Exercise -
Filter the entries that follow, copying every line in which the word "JSON" appears.

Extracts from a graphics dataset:
————
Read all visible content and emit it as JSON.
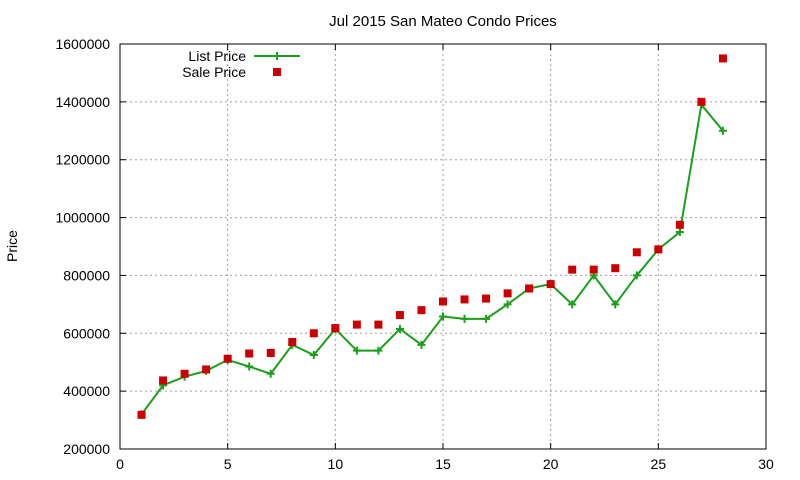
{
  "chart_data": {
    "type": "line",
    "title": "Jul 2015 San Mateo Condo Prices",
    "xlabel": "",
    "ylabel": "Price",
    "xlim": [
      0,
      30
    ],
    "ylim": [
      200000,
      1600000
    ],
    "x_ticks": [
      "0",
      "5",
      "10",
      "15",
      "20",
      "25",
      "30"
    ],
    "y_ticks": [
      "200000",
      "400000",
      "600000",
      "800000",
      "1000000",
      "1200000",
      "1400000",
      "1600000"
    ],
    "grid": true,
    "legend_position": "top-left",
    "series": [
      {
        "name": "List Price",
        "style": "line+plus",
        "color": "#1aa01a",
        "x": [
          1,
          2,
          3,
          4,
          5,
          6,
          7,
          8,
          9,
          10,
          11,
          12,
          13,
          14,
          15,
          16,
          17,
          18,
          19,
          20,
          21,
          22,
          23,
          24,
          25,
          26,
          27,
          28
        ],
        "y": [
          320000,
          420000,
          450000,
          470000,
          508000,
          485000,
          460000,
          560000,
          525000,
          615000,
          540000,
          540000,
          615000,
          560000,
          658000,
          650000,
          650000,
          700000,
          755000,
          770000,
          700000,
          800000,
          700000,
          800000,
          890000,
          950000,
          1390000,
          1300000
        ]
      },
      {
        "name": "Sale Price",
        "style": "square-markers",
        "color": "#cc0000",
        "x": [
          1,
          2,
          3,
          4,
          5,
          6,
          7,
          8,
          9,
          10,
          11,
          12,
          13,
          14,
          15,
          16,
          17,
          18,
          19,
          20,
          21,
          22,
          23,
          24,
          25,
          26,
          27,
          28
        ],
        "y": [
          318000,
          437000,
          460000,
          475000,
          512000,
          530000,
          532000,
          570000,
          600000,
          618000,
          630000,
          630000,
          663000,
          680000,
          710000,
          717000,
          720000,
          738000,
          755000,
          770000,
          820000,
          820000,
          825000,
          880000,
          890000,
          975000,
          1400000,
          1550000
        ]
      }
    ]
  }
}
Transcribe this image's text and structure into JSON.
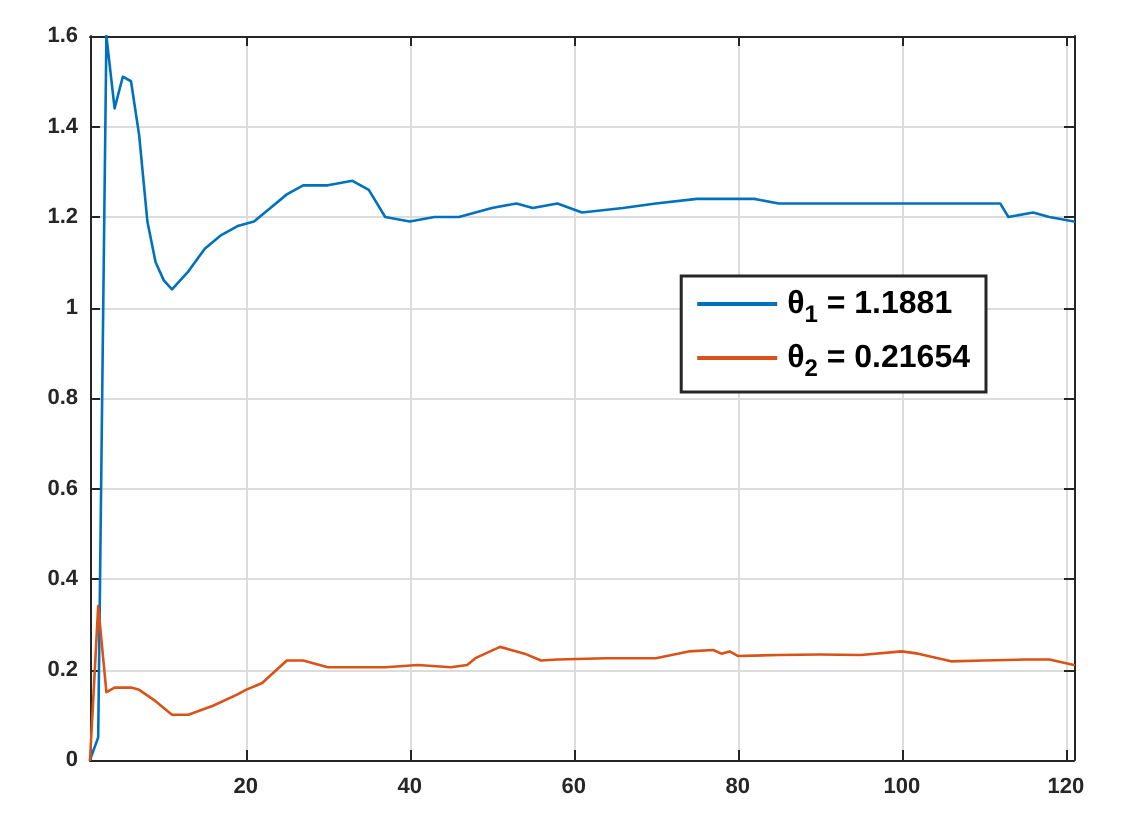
{
  "chart_data": {
    "type": "line",
    "xlim": [
      1,
      121
    ],
    "xticks": [
      20,
      40,
      60,
      80,
      100,
      120
    ],
    "ylim": [
      0,
      1.6
    ],
    "yticks": [
      0,
      0.2,
      0.4,
      0.6,
      0.8,
      1,
      1.2,
      1.4,
      1.6
    ],
    "grid": true,
    "legend": "right",
    "marker": "none",
    "line_style": "solid",
    "series": [
      {
        "name": "θ$_{1}$ = 1.1881",
        "color": "#0072bd",
        "x": [
          1,
          2,
          3,
          4,
          5,
          6,
          7,
          8,
          9,
          10,
          11,
          13,
          15,
          17,
          19,
          21,
          23,
          25,
          27,
          30,
          33,
          35,
          37,
          40,
          43,
          46,
          50,
          53,
          55,
          58,
          61,
          66,
          70,
          75,
          79,
          82,
          85,
          90,
          95,
          100,
          105,
          110,
          112,
          113,
          116,
          118,
          121
        ],
        "values": [
          0,
          0.05,
          1.6,
          1.44,
          1.51,
          1.5,
          1.38,
          1.19,
          1.1,
          1.06,
          1.04,
          1.08,
          1.13,
          1.16,
          1.18,
          1.19,
          1.22,
          1.25,
          1.27,
          1.27,
          1.28,
          1.26,
          1.2,
          1.19,
          1.2,
          1.2,
          1.22,
          1.23,
          1.22,
          1.23,
          1.21,
          1.22,
          1.23,
          1.24,
          1.24,
          1.24,
          1.23,
          1.23,
          1.23,
          1.23,
          1.23,
          1.23,
          1.23,
          1.2,
          1.21,
          1.2,
          1.19
        ]
      },
      {
        "name": "θ$_{2}$ = 0.21654",
        "color": "#d95319",
        "x": [
          1,
          2,
          3,
          4,
          6,
          7,
          9,
          11,
          13,
          16,
          19,
          20,
          22,
          25,
          27,
          30,
          34,
          37,
          41,
          45,
          47,
          48,
          51,
          54,
          56,
          58,
          64,
          70,
          74,
          77,
          78,
          79,
          80,
          85,
          90,
          95,
          100,
          102,
          106,
          110,
          115,
          118,
          121
        ],
        "values": [
          0,
          0.34,
          0.15,
          0.16,
          0.16,
          0.155,
          0.13,
          0.1,
          0.1,
          0.12,
          0.145,
          0.155,
          0.17,
          0.22,
          0.22,
          0.205,
          0.205,
          0.205,
          0.21,
          0.205,
          0.21,
          0.225,
          0.25,
          0.235,
          0.22,
          0.222,
          0.225,
          0.225,
          0.24,
          0.243,
          0.235,
          0.24,
          0.23,
          0.232,
          0.233,
          0.232,
          0.24,
          0.235,
          0.218,
          0.22,
          0.222,
          0.222,
          0.21
        ]
      }
    ]
  }
}
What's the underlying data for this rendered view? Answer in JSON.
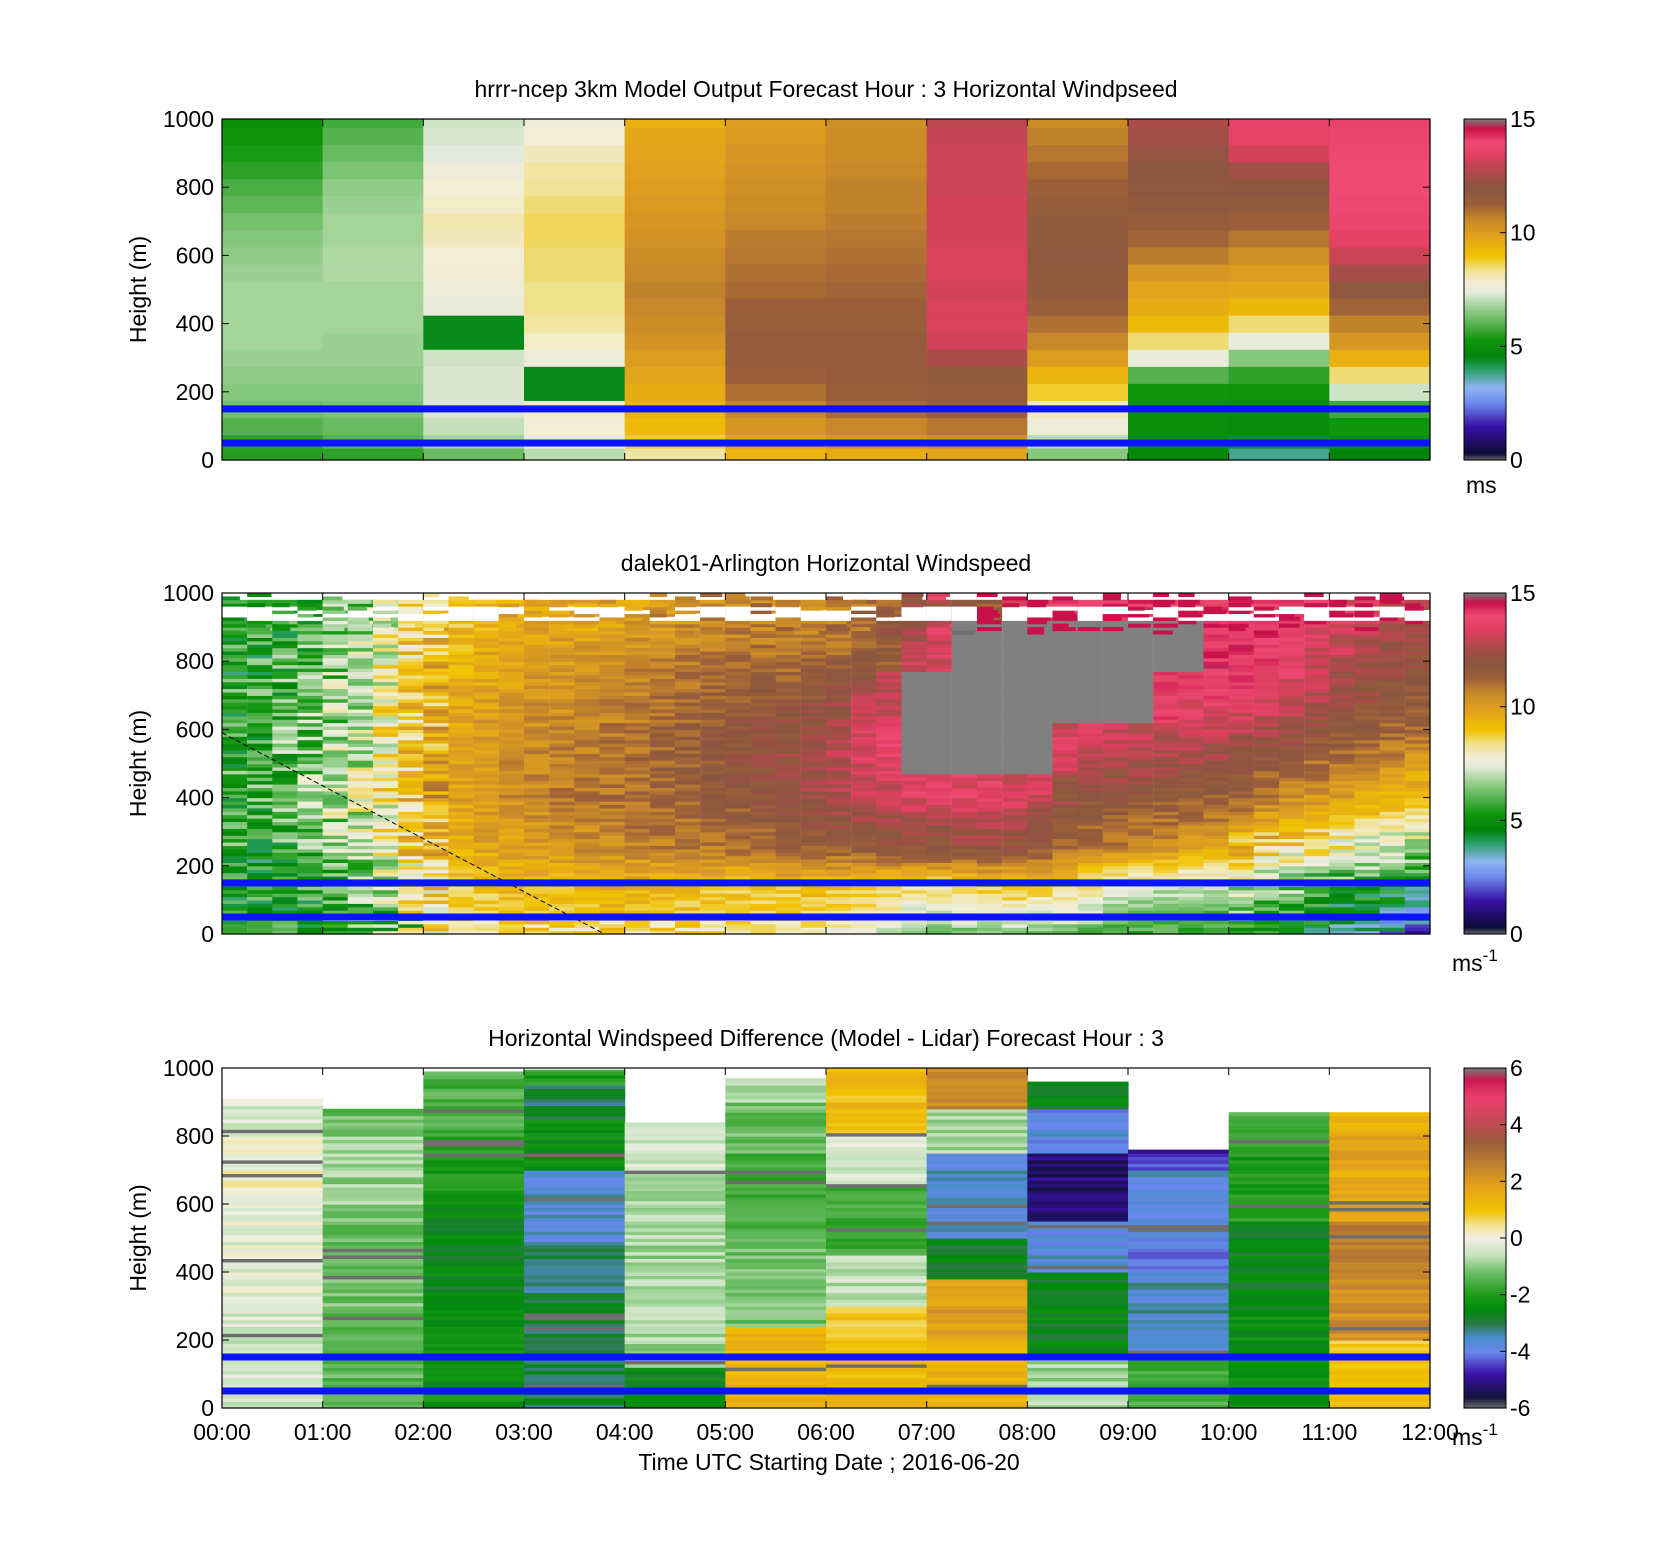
{
  "figure": {
    "xlabel": "Time UTC  Starting Date ; 2016-06-20",
    "colors": {
      "marker_lines": "#0a14ff",
      "missing": "#808080",
      "frame": "#000000"
    }
  },
  "chart_data": [
    {
      "type": "heatmap",
      "title": "hrrr-ncep 3km Model Output   Forecast Hour : 3 Horizontal Windpseed",
      "ylabel": "Height (m)",
      "ylim": [
        0,
        1000
      ],
      "yticks": [
        "0",
        "200",
        "400",
        "600",
        "800",
        "1000"
      ],
      "xlim": [
        0,
        12
      ],
      "colorbar": {
        "range": [
          0,
          15
        ],
        "ticks": [
          "0",
          "5",
          "10",
          "15"
        ],
        "unit": "ms",
        "unit_sup": "",
        "colormap": "speed"
      },
      "marker_lines_m": [
        150,
        50
      ],
      "z_heights_m": [
        20,
        50,
        100,
        150,
        200,
        250,
        300,
        350,
        400,
        450,
        500,
        550,
        600,
        650,
        700,
        750,
        800,
        850,
        900,
        950,
        1000
      ],
      "z": [
        [
          5.5,
          5.6,
          6.0,
          6.3,
          6.5,
          6.6,
          6.7,
          6.8,
          6.8,
          6.8,
          6.8,
          6.7,
          6.6,
          6.5,
          6.3,
          6.1,
          5.9,
          5.6,
          5.4,
          5.2,
          5.0
        ],
        [
          5.6,
          6.0,
          6.2,
          6.4,
          6.5,
          6.6,
          6.7,
          6.7,
          6.8,
          6.8,
          6.8,
          6.9,
          6.9,
          6.8,
          6.8,
          6.7,
          6.6,
          6.4,
          6.2,
          6.0,
          5.8
        ],
        [
          6.2,
          6.8,
          7.1,
          7.3,
          7.3,
          7.3,
          7.2,
          4.5,
          4.5,
          7.5,
          7.6,
          7.7,
          7.8,
          8.0,
          8.1,
          7.9,
          7.8,
          7.6,
          7.4,
          7.3,
          7.2
        ],
        [
          7.0,
          7.5,
          7.8,
          7.9,
          4.5,
          4.5,
          7.6,
          7.9,
          8.2,
          8.4,
          8.4,
          8.5,
          8.5,
          8.6,
          8.6,
          8.5,
          8.3,
          8.2,
          8.0,
          7.8,
          7.6
        ],
        [
          8.2,
          8.8,
          9.2,
          9.4,
          9.6,
          9.8,
          10.0,
          10.3,
          10.5,
          10.6,
          10.7,
          10.6,
          10.5,
          10.3,
          10.2,
          10.1,
          10.0,
          9.9,
          9.8,
          9.7,
          9.5
        ],
        [
          9.4,
          9.8,
          10.2,
          10.6,
          11.0,
          11.3,
          11.5,
          11.5,
          11.4,
          11.3,
          11.1,
          11.0,
          10.9,
          10.8,
          10.6,
          10.5,
          10.4,
          10.3,
          10.2,
          10.1,
          10.0
        ],
        [
          9.6,
          10.2,
          10.6,
          11.1,
          11.4,
          11.5,
          11.5,
          11.5,
          11.4,
          11.3,
          11.2,
          11.1,
          11.0,
          10.9,
          10.8,
          10.7,
          10.7,
          10.6,
          10.5,
          10.5,
          10.4
        ],
        [
          9.8,
          10.4,
          10.9,
          11.3,
          11.5,
          11.6,
          12.6,
          13.2,
          13.3,
          13.3,
          13.2,
          13.3,
          13.3,
          13.2,
          13.2,
          13.2,
          13.1,
          13.1,
          13.1,
          13.0,
          12.9
        ],
        [
          6.5,
          7.0,
          7.6,
          8.0,
          8.8,
          9.4,
          10.0,
          10.6,
          11.0,
          11.4,
          11.6,
          11.7,
          11.8,
          11.7,
          11.6,
          11.5,
          11.3,
          11.1,
          10.9,
          10.7,
          10.5
        ],
        [
          4.8,
          5.0,
          5.0,
          5.1,
          5.3,
          6.0,
          7.5,
          8.5,
          9.2,
          9.6,
          9.8,
          10.2,
          10.8,
          11.2,
          11.5,
          11.7,
          11.8,
          11.9,
          12.2,
          12.4,
          12.6
        ],
        [
          3.8,
          4.4,
          4.9,
          5.0,
          5.2,
          5.6,
          6.5,
          7.5,
          8.5,
          9.3,
          9.7,
          10.0,
          10.4,
          10.9,
          11.3,
          11.6,
          11.9,
          12.4,
          13.2,
          13.6,
          13.7
        ],
        [
          4.6,
          5.0,
          5.3,
          5.8,
          7.2,
          8.5,
          9.5,
          10.2,
          10.7,
          11.2,
          11.8,
          12.5,
          13.1,
          13.5,
          13.8,
          13.9,
          14.0,
          14.0,
          13.9,
          13.8,
          13.7
        ]
      ]
    },
    {
      "type": "heatmap",
      "title": "dalek01-Arlington  Horizontal Windspeed",
      "ylabel": "Height (m)",
      "ylim": [
        0,
        1000
      ],
      "yticks": [
        "0",
        "200",
        "400",
        "600",
        "800",
        "1000"
      ],
      "xlim": [
        0,
        12
      ],
      "colorbar": {
        "range": [
          0,
          15
        ],
        "ticks": [
          "0",
          "5",
          "10",
          "15"
        ],
        "unit": "ms",
        "unit_sup": "-1",
        "colormap": "speed"
      },
      "marker_lines_m": [
        150,
        50
      ],
      "dashed_line": [
        [
          0,
          590
        ],
        [
          3.8,
          0
        ]
      ],
      "n_columns": 48,
      "control_hours": [
        0,
        0.5,
        1,
        1.5,
        2,
        3,
        4,
        5,
        6,
        6.5,
        7,
        7.5,
        8,
        8.5,
        9,
        9.5,
        10,
        10.5,
        11,
        11.5,
        12
      ],
      "control_heights_m": [
        0,
        150,
        250,
        400,
        550,
        700,
        850,
        1000
      ],
      "control_values": [
        [
          5.2,
          5.0,
          5.5,
          5.5,
          5.6,
          5.4,
          5.0,
          5.0
        ],
        [
          5.4,
          5.0,
          5.2,
          5.6,
          5.8,
          5.6,
          5.4,
          5.2
        ],
        [
          5.6,
          5.3,
          6.5,
          6.8,
          6.6,
          6.4,
          6.0,
          5.8
        ],
        [
          7.0,
          6.5,
          7.2,
          7.5,
          7.6,
          7.4,
          7.2,
          7.0
        ],
        [
          8.2,
          8.6,
          9.2,
          9.5,
          9.5,
          9.3,
          9.0,
          8.8
        ],
        [
          8.8,
          9.2,
          10.0,
          10.5,
          10.4,
          10.2,
          9.8,
          9.5
        ],
        [
          9.0,
          9.5,
          10.5,
          11.0,
          11.0,
          10.6,
          10.2,
          9.8
        ],
        [
          8.5,
          9.0,
          10.8,
          11.5,
          11.8,
          11.4,
          10.8,
          10.3
        ],
        [
          8.0,
          9.2,
          11.5,
          12.6,
          12.6,
          11.8,
          10.8,
          10.5
        ],
        [
          7.5,
          9.0,
          11.6,
          13.2,
          13.6,
          13.0,
          11.5,
          11.0
        ],
        [
          6.0,
          8.5,
          11.8,
          13.4,
          -1,
          -1,
          13.3,
          11.5
        ],
        [
          6.5,
          9.0,
          12.0,
          13.5,
          -1,
          -1,
          -1,
          11.5
        ],
        [
          6.5,
          9.2,
          11.8,
          13.3,
          -1,
          -1,
          -1,
          13.5
        ],
        [
          6.2,
          8.6,
          11.0,
          12.0,
          13.2,
          -1,
          -1,
          14.0
        ],
        [
          5.8,
          7.6,
          10.5,
          11.8,
          13.0,
          -1,
          -1,
          14.0
        ],
        [
          5.6,
          7.2,
          10.2,
          11.6,
          12.8,
          13.8,
          -1,
          14.0
        ],
        [
          5.3,
          7.4,
          9.5,
          11.4,
          12.5,
          13.8,
          14.2,
          14.0
        ],
        [
          4.8,
          6.8,
          8.6,
          10.5,
          12.0,
          13.5,
          14.0,
          13.8
        ],
        [
          4.0,
          5.8,
          7.8,
          10.0,
          11.5,
          12.5,
          13.2,
          13.5
        ],
        [
          3.3,
          5.4,
          7.4,
          9.5,
          11.0,
          12.0,
          12.4,
          13.4
        ],
        [
          2.2,
          4.8,
          6.5,
          9.0,
          10.5,
          11.5,
          12.0,
          13.2
        ]
      ]
    },
    {
      "type": "heatmap",
      "title": "Horizontal Windspeed Difference (Model - Lidar) Forecast Hour : 3",
      "ylabel": "Height (m)",
      "xlabel": "Time UTC  Starting Date ; 2016-06-20",
      "ylim": [
        0,
        1000
      ],
      "yticks": [
        "0",
        "200",
        "400",
        "600",
        "800",
        "1000"
      ],
      "xlim": [
        0,
        12
      ],
      "xticks": [
        "00:00",
        "01:00",
        "02:00",
        "03:00",
        "04:00",
        "05:00",
        "06:00",
        "07:00",
        "08:00",
        "09:00",
        "10:00",
        "11:00",
        "12:00"
      ],
      "colorbar": {
        "range": [
          -6,
          6
        ],
        "ticks": [
          "-6",
          "-4",
          "-2",
          "0",
          "2",
          "4",
          "6"
        ],
        "unit": "ms",
        "unit_sup": "-1",
        "colormap": "diff"
      },
      "marker_lines_m": [
        150,
        50
      ],
      "columns": [
        {
          "top_m": 910,
          "lo_m": 0,
          "segments": [
            [
              0,
              -0.4
            ],
            [
              300,
              -0.2
            ],
            [
              600,
              0.1
            ],
            [
              800,
              -0.3
            ]
          ]
        },
        {
          "top_m": 880,
          "lo_m": 0,
          "segments": [
            [
              0,
              -1.4
            ],
            [
              300,
              -1.2
            ],
            [
              600,
              -0.9
            ],
            [
              800,
              -1.3
            ]
          ]
        },
        {
          "top_m": 990,
          "lo_m": 0,
          "segments": [
            [
              0,
              -2.3
            ],
            [
              300,
              -2.6
            ],
            [
              600,
              -2.0
            ],
            [
              800,
              -1.5
            ]
          ]
        },
        {
          "top_m": 995,
          "lo_m": 0,
          "segments": [
            [
              0,
              -2.9
            ],
            [
              320,
              -3.1
            ],
            [
              480,
              -3.6
            ],
            [
              700,
              -2.4
            ],
            [
              850,
              -3.0
            ],
            [
              950,
              -2.0
            ]
          ]
        },
        {
          "top_m": 840,
          "lo_m": 0,
          "segments": [
            [
              0,
              -2.5
            ],
            [
              120,
              -0.8
            ],
            [
              500,
              -0.7
            ],
            [
              700,
              -0.4
            ]
          ]
        },
        {
          "top_m": 970,
          "lo_m": 0,
          "segments": [
            [
              0,
              1.4
            ],
            [
              240,
              -1.2
            ],
            [
              500,
              -1.6
            ],
            [
              750,
              -1.3
            ],
            [
              900,
              -0.6
            ]
          ]
        },
        {
          "top_m": 1000,
          "lo_m": 0,
          "segments": [
            [
              0,
              1.3
            ],
            [
              200,
              1.0
            ],
            [
              300,
              -0.6
            ],
            [
              450,
              -1.6
            ],
            [
              650,
              -0.3
            ],
            [
              800,
              1.2
            ]
          ]
        },
        {
          "top_m": 1000,
          "lo_m": 0,
          "segments": [
            [
              0,
              1.4
            ],
            [
              200,
              2.0
            ],
            [
              380,
              -2.7
            ],
            [
              500,
              -3.6
            ],
            [
              750,
              -0.8
            ],
            [
              880,
              2.5
            ]
          ]
        },
        {
          "top_m": 960,
          "lo_m": 0,
          "segments": [
            [
              0,
              -0.8
            ],
            [
              150,
              -2.6
            ],
            [
              400,
              -3.7
            ],
            [
              550,
              -5.2
            ],
            [
              750,
              -3.8
            ],
            [
              880,
              -2.6
            ]
          ]
        },
        {
          "top_m": 760,
          "lo_m": 0,
          "segments": [
            [
              0,
              -1.6
            ],
            [
              150,
              -3.5
            ],
            [
              400,
              -4.0
            ],
            [
              600,
              -3.6
            ],
            [
              700,
              -4.6
            ]
          ]
        },
        {
          "top_m": 870,
          "lo_m": 0,
          "segments": [
            [
              0,
              -2.4
            ],
            [
              300,
              -2.6
            ],
            [
              550,
              -2.0
            ],
            [
              800,
              -1.6
            ]
          ]
        },
        {
          "top_m": 870,
          "lo_m": 0,
          "segments": [
            [
              0,
              0.9
            ],
            [
              200,
              2.3
            ],
            [
              400,
              2.7
            ],
            [
              550,
              1.7
            ],
            [
              800,
              1.4
            ]
          ]
        }
      ]
    }
  ]
}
————
Result of this exercise -
Read all visible content and emit it as JSON.
Transcribe this image's text and structure into JSON.
What's the underlying data for this rendered view? Answer in JSON.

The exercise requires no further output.